**Data supplied:**
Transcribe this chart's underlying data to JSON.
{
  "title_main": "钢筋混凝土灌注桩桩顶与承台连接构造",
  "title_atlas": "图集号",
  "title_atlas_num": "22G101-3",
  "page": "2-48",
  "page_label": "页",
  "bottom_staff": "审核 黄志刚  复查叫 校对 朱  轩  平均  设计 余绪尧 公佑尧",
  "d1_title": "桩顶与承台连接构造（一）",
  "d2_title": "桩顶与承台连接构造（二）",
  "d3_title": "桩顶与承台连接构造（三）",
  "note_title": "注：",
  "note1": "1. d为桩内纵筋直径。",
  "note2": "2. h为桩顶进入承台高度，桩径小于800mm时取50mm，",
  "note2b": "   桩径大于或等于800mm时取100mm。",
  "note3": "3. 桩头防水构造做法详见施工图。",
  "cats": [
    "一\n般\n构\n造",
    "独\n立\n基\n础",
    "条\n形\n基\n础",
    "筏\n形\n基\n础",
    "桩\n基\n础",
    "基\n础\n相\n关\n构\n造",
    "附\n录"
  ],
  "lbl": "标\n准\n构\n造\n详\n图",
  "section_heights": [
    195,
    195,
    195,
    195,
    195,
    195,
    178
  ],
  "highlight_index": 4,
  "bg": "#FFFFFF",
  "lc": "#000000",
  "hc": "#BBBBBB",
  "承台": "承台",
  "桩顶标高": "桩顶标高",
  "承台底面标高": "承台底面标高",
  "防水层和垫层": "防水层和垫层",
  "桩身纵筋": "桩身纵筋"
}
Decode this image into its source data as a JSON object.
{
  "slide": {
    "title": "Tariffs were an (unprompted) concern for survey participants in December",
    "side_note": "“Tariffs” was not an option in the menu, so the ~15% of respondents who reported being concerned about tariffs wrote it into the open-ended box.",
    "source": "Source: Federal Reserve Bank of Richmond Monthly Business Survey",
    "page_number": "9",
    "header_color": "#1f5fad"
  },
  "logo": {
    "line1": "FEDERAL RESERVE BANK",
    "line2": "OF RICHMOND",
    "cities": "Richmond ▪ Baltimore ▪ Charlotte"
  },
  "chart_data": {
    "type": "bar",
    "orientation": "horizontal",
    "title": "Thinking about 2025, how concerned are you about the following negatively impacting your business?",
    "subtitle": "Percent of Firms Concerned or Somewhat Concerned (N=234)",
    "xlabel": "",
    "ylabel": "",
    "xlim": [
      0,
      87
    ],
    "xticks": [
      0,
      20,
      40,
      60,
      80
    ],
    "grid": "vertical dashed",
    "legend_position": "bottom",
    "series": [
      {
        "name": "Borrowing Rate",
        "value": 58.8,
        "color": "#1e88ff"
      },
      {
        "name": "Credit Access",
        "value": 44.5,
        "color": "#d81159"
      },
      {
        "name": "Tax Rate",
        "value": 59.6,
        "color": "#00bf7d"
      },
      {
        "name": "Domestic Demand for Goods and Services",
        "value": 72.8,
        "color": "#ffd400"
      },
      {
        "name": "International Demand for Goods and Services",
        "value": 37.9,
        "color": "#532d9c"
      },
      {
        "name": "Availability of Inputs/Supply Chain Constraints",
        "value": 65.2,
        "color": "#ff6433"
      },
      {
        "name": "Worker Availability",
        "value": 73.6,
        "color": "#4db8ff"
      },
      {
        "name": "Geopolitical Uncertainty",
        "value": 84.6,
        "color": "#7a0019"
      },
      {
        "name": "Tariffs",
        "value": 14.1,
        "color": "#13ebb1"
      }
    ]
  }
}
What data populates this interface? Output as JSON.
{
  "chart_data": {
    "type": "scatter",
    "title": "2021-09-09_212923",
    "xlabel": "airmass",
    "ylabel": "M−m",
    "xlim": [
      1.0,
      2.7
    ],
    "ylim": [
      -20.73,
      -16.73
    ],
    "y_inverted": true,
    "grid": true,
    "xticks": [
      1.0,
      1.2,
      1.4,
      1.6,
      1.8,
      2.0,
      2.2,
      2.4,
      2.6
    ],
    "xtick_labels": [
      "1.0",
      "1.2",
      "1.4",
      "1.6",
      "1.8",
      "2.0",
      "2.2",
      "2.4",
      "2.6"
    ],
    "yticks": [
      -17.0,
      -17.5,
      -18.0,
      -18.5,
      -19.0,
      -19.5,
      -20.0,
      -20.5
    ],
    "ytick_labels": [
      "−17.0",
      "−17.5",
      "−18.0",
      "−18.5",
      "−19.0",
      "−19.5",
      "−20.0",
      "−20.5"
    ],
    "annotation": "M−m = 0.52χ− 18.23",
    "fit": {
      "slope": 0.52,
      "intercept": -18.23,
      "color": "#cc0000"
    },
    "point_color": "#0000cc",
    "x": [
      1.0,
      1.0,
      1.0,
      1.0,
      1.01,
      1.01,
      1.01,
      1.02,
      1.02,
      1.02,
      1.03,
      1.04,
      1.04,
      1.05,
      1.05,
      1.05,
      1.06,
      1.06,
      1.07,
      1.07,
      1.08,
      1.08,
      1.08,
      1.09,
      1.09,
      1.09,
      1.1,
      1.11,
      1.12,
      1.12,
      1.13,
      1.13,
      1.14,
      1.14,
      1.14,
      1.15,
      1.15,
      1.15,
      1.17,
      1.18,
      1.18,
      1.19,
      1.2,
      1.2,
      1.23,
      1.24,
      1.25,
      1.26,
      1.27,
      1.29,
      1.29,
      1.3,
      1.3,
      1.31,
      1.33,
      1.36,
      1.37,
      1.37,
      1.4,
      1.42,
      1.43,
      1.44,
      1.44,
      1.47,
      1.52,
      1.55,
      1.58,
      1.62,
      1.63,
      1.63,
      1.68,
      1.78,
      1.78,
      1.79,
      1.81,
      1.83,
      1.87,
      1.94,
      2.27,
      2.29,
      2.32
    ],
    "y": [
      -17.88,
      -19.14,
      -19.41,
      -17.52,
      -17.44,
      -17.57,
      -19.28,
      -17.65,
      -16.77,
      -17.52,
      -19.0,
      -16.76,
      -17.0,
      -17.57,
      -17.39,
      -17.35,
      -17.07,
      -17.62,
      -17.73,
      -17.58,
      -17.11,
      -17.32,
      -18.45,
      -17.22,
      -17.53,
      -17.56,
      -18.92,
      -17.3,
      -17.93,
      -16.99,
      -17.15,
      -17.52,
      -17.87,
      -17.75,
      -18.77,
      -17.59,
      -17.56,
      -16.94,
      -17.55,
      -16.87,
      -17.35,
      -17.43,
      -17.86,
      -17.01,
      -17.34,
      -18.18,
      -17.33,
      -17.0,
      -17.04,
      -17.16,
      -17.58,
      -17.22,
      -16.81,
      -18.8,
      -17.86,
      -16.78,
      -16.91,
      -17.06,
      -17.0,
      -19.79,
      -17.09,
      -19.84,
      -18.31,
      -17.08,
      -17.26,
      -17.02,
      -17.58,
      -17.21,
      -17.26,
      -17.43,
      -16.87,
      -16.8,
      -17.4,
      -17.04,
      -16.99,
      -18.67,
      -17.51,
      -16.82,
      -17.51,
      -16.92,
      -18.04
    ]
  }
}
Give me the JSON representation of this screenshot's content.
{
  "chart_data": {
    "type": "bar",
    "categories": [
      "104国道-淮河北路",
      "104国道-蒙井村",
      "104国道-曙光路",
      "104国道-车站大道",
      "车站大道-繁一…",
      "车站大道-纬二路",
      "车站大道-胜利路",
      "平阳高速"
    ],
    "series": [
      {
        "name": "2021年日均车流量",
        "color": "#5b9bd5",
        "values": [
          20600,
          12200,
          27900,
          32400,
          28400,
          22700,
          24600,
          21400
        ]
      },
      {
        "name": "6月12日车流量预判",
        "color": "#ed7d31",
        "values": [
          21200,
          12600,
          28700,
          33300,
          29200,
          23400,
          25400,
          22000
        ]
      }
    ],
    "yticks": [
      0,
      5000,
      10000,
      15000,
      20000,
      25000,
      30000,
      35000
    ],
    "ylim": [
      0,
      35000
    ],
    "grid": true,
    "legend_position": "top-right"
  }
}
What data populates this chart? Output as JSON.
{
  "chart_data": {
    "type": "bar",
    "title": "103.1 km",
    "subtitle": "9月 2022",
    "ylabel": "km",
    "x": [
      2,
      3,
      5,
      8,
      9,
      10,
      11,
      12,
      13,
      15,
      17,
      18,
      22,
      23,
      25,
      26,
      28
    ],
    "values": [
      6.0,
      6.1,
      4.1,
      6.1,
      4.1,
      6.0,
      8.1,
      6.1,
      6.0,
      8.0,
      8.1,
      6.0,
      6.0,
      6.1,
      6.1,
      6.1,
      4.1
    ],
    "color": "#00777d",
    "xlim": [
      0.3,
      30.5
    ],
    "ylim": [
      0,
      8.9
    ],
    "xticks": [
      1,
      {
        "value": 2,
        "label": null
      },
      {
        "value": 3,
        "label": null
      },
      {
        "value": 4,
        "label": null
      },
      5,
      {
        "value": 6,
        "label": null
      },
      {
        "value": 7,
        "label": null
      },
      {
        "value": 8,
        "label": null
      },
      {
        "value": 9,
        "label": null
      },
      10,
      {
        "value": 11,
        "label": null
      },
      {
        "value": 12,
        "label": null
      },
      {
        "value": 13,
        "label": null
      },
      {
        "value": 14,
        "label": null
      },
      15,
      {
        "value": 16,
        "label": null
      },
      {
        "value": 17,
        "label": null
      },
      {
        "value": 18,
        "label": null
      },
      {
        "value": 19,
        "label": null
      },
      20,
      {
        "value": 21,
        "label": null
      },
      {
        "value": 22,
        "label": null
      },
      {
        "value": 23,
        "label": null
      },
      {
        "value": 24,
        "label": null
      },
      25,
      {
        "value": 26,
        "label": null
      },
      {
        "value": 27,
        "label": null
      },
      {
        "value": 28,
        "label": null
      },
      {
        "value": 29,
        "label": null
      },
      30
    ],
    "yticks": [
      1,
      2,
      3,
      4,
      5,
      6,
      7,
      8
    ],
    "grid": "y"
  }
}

**Required task:**
Identify which lines contain the word "Goods" and copy each one.

**The output:**
        "name": "Domestic Demand for Goods and Services",
        "name": "International Demand for Goods and Services",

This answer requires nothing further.